Challenge: Repeat the listing in full, word for word.

## begin Excerpted data

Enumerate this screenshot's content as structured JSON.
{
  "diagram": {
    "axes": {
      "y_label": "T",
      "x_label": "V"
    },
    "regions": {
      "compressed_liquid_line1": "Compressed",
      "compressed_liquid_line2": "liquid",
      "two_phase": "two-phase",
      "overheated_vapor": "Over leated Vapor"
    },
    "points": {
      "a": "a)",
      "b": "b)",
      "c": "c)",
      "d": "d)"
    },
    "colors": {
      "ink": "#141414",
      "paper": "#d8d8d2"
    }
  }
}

## end Excerpted data

Solution to this task:
Enumerate this screenshot's content as structured JSON.
{
  "diagram": {
    "axes": {
      "y_label": "T",
      "x_label": "V"
    },
    "regions": {
      "compressed_liquid_line1": "Compressed",
      "compressed_liquid_line2": "liquid",
      "two_phase": "two-phase",
      "overheated_vapor": "Over leated Vapor"
    },
    "points": {
      "a": "a)",
      "b": "b)",
      "c": "c)",
      "d": "d)"
    },
    "colors": {
      "ink": "#141414",
      "paper": "#d8d8d2"
    }
  }
}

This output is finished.